[BEGIN The input]

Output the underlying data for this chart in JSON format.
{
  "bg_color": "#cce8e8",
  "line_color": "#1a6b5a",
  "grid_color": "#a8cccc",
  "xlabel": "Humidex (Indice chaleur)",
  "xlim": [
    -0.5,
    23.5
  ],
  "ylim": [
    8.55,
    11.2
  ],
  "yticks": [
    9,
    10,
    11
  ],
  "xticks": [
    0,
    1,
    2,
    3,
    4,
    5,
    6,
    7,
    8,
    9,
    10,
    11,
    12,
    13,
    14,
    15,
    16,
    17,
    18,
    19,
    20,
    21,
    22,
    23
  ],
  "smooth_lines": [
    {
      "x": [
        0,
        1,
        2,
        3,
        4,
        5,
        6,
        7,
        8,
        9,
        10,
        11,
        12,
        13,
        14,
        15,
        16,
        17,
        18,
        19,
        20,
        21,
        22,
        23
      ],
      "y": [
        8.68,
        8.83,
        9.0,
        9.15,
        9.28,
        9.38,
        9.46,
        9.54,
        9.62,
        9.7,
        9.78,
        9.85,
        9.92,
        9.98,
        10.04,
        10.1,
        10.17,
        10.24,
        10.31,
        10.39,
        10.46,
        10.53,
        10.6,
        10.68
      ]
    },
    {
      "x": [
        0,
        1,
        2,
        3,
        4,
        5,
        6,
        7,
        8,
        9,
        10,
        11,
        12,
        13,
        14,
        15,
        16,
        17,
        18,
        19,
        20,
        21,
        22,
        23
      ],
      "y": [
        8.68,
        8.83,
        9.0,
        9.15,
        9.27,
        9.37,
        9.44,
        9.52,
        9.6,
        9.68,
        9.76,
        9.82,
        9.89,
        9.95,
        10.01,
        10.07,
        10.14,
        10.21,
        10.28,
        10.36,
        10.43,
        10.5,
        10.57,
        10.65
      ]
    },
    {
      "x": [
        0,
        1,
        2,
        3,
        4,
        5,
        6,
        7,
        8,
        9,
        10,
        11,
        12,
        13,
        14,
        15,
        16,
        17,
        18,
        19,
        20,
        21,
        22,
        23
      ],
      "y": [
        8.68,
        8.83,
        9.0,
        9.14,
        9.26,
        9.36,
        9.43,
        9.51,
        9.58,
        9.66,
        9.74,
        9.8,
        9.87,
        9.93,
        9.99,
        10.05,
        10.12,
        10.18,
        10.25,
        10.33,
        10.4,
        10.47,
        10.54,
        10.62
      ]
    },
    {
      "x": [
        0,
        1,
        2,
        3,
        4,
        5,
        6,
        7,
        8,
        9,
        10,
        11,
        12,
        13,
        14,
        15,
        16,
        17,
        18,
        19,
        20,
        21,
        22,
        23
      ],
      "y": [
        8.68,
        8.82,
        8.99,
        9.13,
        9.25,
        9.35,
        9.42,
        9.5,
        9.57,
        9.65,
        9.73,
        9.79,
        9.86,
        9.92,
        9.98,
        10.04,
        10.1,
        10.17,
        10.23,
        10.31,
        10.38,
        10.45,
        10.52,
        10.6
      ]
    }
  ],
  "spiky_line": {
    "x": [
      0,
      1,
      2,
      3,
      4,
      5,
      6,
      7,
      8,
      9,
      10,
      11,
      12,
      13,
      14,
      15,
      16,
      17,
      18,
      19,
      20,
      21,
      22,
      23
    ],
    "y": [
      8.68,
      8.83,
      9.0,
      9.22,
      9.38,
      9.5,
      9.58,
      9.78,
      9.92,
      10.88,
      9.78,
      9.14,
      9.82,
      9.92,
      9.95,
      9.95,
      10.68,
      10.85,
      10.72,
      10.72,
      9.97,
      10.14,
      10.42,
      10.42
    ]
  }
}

[END The input]

(Written exercise): All of the entries must be quoted exactly; please include each one.

(Problem solution):
Output the underlying data for this chart in JSON format.
{
  "bg_color": "#cce8e8",
  "line_color": "#1a6b5a",
  "grid_color": "#a8cccc",
  "xlabel": "Humidex (Indice chaleur)",
  "xlim": [
    -0.5,
    23.5
  ],
  "ylim": [
    8.55,
    11.2
  ],
  "yticks": [
    9,
    10,
    11
  ],
  "xticks": [
    0,
    1,
    2,
    3,
    4,
    5,
    6,
    7,
    8,
    9,
    10,
    11,
    12,
    13,
    14,
    15,
    16,
    17,
    18,
    19,
    20,
    21,
    22,
    23
  ],
  "smooth_lines": [
    {
      "x": [
        0,
        1,
        2,
        3,
        4,
        5,
        6,
        7,
        8,
        9,
        10,
        11,
        12,
        13,
        14,
        15,
        16,
        17,
        18,
        19,
        20,
        21,
        22,
        23
      ],
      "y": [
        8.68,
        8.83,
        9.0,
        9.15,
        9.28,
        9.38,
        9.46,
        9.54,
        9.62,
        9.7,
        9.78,
        9.85,
        9.92,
        9.98,
        10.04,
        10.1,
        10.17,
        10.24,
        10.31,
        10.39,
        10.46,
        10.53,
        10.6,
        10.68
      ]
    },
    {
      "x": [
        0,
        1,
        2,
        3,
        4,
        5,
        6,
        7,
        8,
        9,
        10,
        11,
        12,
        13,
        14,
        15,
        16,
        17,
        18,
        19,
        20,
        21,
        22,
        23
      ],
      "y": [
        8.68,
        8.83,
        9.0,
        9.15,
        9.27,
        9.37,
        9.44,
        9.52,
        9.6,
        9.68,
        9.76,
        9.82,
        9.89,
        9.95,
        10.01,
        10.07,
        10.14,
        10.21,
        10.28,
        10.36,
        10.43,
        10.5,
        10.57,
        10.65
      ]
    },
    {
      "x": [
        0,
        1,
        2,
        3,
        4,
        5,
        6,
        7,
        8,
        9,
        10,
        11,
        12,
        13,
        14,
        15,
        16,
        17,
        18,
        19,
        20,
        21,
        22,
        23
      ],
      "y": [
        8.68,
        8.83,
        9.0,
        9.14,
        9.26,
        9.36,
        9.43,
        9.51,
        9.58,
        9.66,
        9.74,
        9.8,
        9.87,
        9.93,
        9.99,
        10.05,
        10.12,
        10.18,
        10.25,
        10.33,
        10.4,
        10.47,
        10.54,
        10.62
      ]
    },
    {
      "x": [
        0,
        1,
        2,
        3,
        4,
        5,
        6,
        7,
        8,
        9,
        10,
        11,
        12,
        13,
        14,
        15,
        16,
        17,
        18,
        19,
        20,
        21,
        22,
        23
      ],
      "y": [
        8.68,
        8.82,
        8.99,
        9.13,
        9.25,
        9.35,
        9.42,
        9.5,
        9.57,
        9.65,
        9.73,
        9.79,
        9.86,
        9.92,
        9.98,
        10.04,
        10.1,
        10.17,
        10.23,
        10.31,
        10.38,
        10.45,
        10.52,
        10.6
      ]
    }
  ],
  "spiky_line": {
    "x": [
      0,
      1,
      2,
      3,
      4,
      5,
      6,
      7,
      8,
      9,
      10,
      11,
      12,
      13,
      14,
      15,
      16,
      17,
      18,
      19,
      20,
      21,
      22,
      23
    ],
    "y": [
      8.68,
      8.83,
      9.0,
      9.22,
      9.38,
      9.5,
      9.58,
      9.78,
      9.92,
      10.88,
      9.78,
      9.14,
      9.82,
      9.92,
      9.95,
      9.95,
      10.68,
      10.85,
      10.72,
      10.72,
      9.97,
      10.14,
      10.42,
      10.42
    ]
  }
}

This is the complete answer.